## [Listing]
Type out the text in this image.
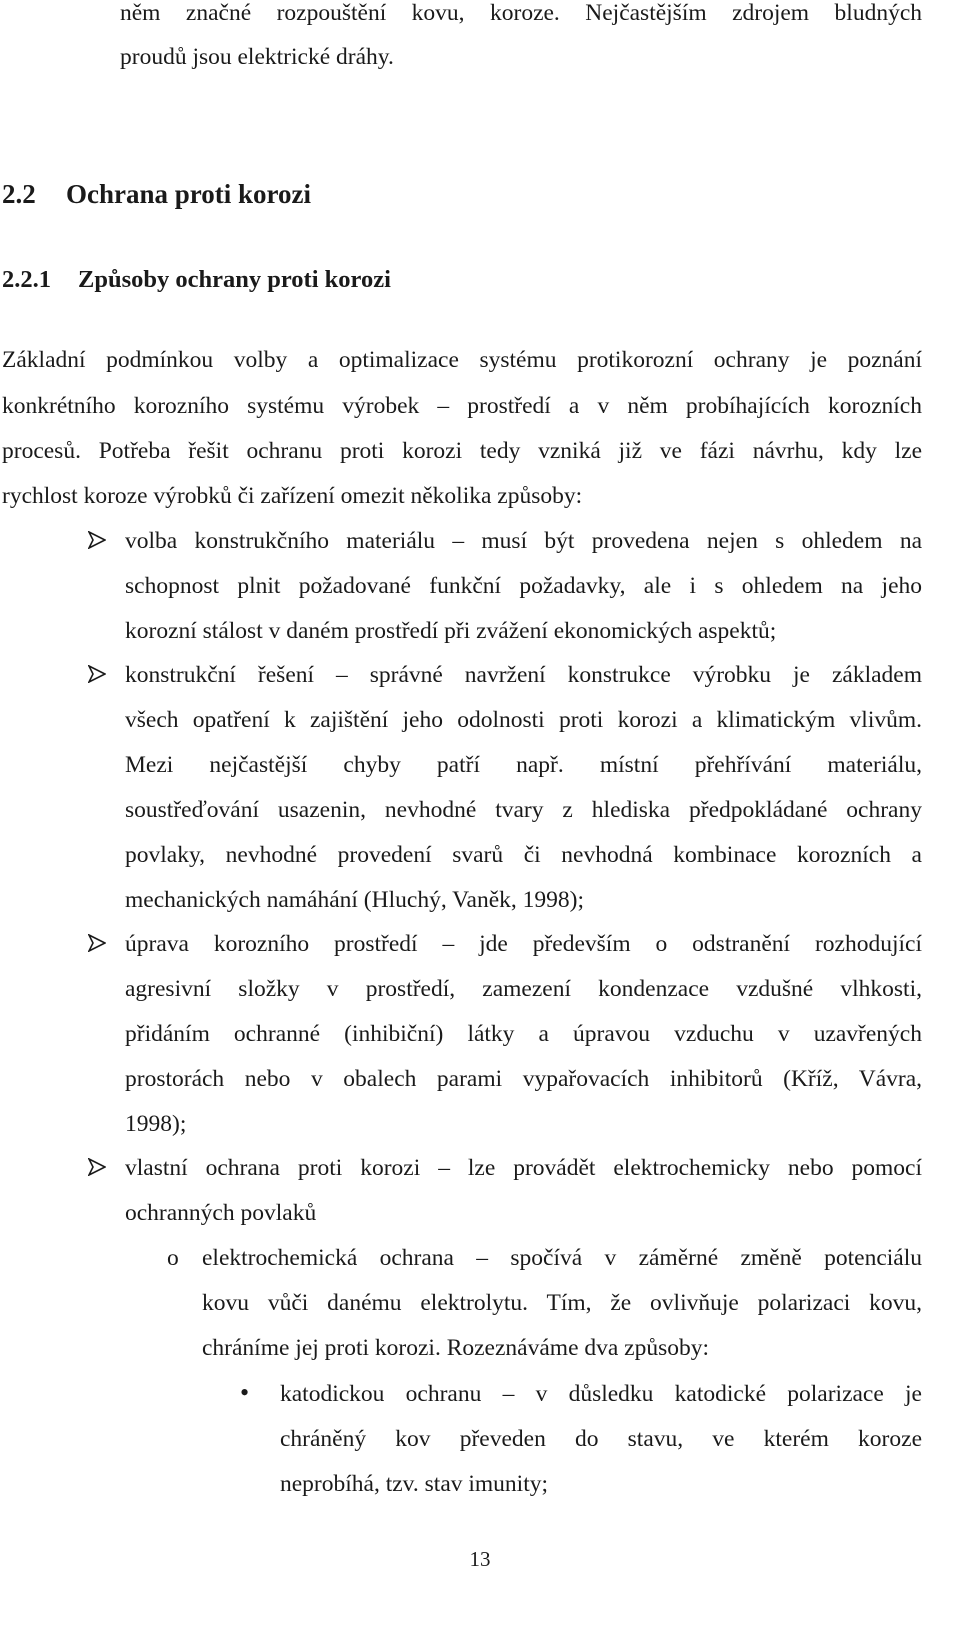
něm značné rozpouštění kovu, koroze. Nejčastějším zdrojem bludných

proudů jsou elektrické dráhy.

2.2 Ochrana proti korozi
2.2.1 Způsoby ochrany proti korozi

Základní podmínkou volby a optimalizace systému protikorozní ochrany je poznání

konkrétního korozního systému výrobek – prostředí a v něm probíhajících korozních

procesů. Potřeba řešit ochranu proti korozi tedy vzniká již ve fázi návrhu, kdy lze

rychlost koroze výrobků či zařízení omezit několika způsoby:

volba konstrukčního materiálu – musí být provedena nejen s ohledem na

schopnost plnit požadované funkční požadavky, ale i s ohledem na jeho

korozní stálost v daném prostředí při zvážení ekonomických aspektů;

konstrukční řešení – správné navržení konstrukce výrobku je základem

všech opatření k zajištění jeho odolnosti proti korozi a klimatickým vlivům.

Mezi nejčastější chyby patří např. místní přehřívání materiálu,

soustřeďování usazenin, nevhodné tvary z hlediska předpokládané ochrany

povlaky, nevhodné provedení svarů či nevhodná kombinace korozních a

mechanických namáhání (Hluchý, Vaněk, 1998);

úprava korozního prostředí – jde především o odstranění rozhodující

agresivní složky v prostředí, zamezení kondenzace vzdušné vlhkosti,

přidáním ochranné (inhibiční) látky a úpravou vzduchu v uzavřených

prostorách nebo v obalech parami vypařovacích inhibitorů (Kříž, Vávra,

1998);

vlastní ochrana proti korozi – lze provádět elektrochemicky nebo pomocí

ochranných povlaků

o elektrochemická ochrana – spočívá v záměrné změně potenciálu

kovu vůči danému elektrolytu. Tím, že ovlivňuje polarizaci kovu,

chráníme jej proti korozi. Rozeznáváme dva způsoby:

• katodickou ochranu – v důsledku katodické polarizace je

chráněný kov převeden do stavu, ve kterém koroze

neprobíhá, tzv. stav imunity;

13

## [Goal]
Print every record above exactly as written, leaving out the pictures.

## [Answer to this task]
Type out the text in this image.
něm značné rozpouštění kovu, koroze. Nejčastějším zdrojem bludných

proudů jsou elektrické dráhy.

2.2 Ochrana proti korozi
2.2.1 Způsoby ochrany proti korozi

Základní podmínkou volby a optimalizace systému protikorozní ochrany je poznání

konkrétního korozního systému výrobek – prostředí a v něm probíhajících korozních

procesů. Potřeba řešit ochranu proti korozi tedy vzniká již ve fázi návrhu, kdy lze

rychlost koroze výrobků či zařízení omezit několika způsoby:

volba konstrukčního materiálu – musí být provedena nejen s ohledem na

schopnost plnit požadované funkční požadavky, ale i s ohledem na jeho

korozní stálost v daném prostředí při zvážení ekonomických aspektů;

konstrukční řešení – správné navržení konstrukce výrobku je základem

všech opatření k zajištění jeho odolnosti proti korozi a klimatickým vlivům.

Mezi nejčastější chyby patří např. místní přehřívání materiálu,

soustřeďování usazenin, nevhodné tvary z hlediska předpokládané ochrany

povlaky, nevhodné provedení svarů či nevhodná kombinace korozních a

mechanických namáhání (Hluchý, Vaněk, 1998);

úprava korozního prostředí – jde především o odstranění rozhodující

agresivní složky v prostředí, zamezení kondenzace vzdušné vlhkosti,

přidáním ochranné (inhibiční) látky a úpravou vzduchu v uzavřených

prostorách nebo v obalech parami vypařovacích inhibitorů (Kříž, Vávra,

1998);

vlastní ochrana proti korozi – lze provádět elektrochemicky nebo pomocí

ochranných povlaků

o elektrochemická ochrana – spočívá v záměrné změně potenciálu

kovu vůči danému elektrolytu. Tím, že ovlivňuje polarizaci kovu,

chráníme jej proti korozi. Rozeznáváme dva způsoby:

• katodickou ochranu – v důsledku katodické polarizace je

chráněný kov převeden do stavu, ve kterém koroze

neprobíhá, tzv. stav imunity;

13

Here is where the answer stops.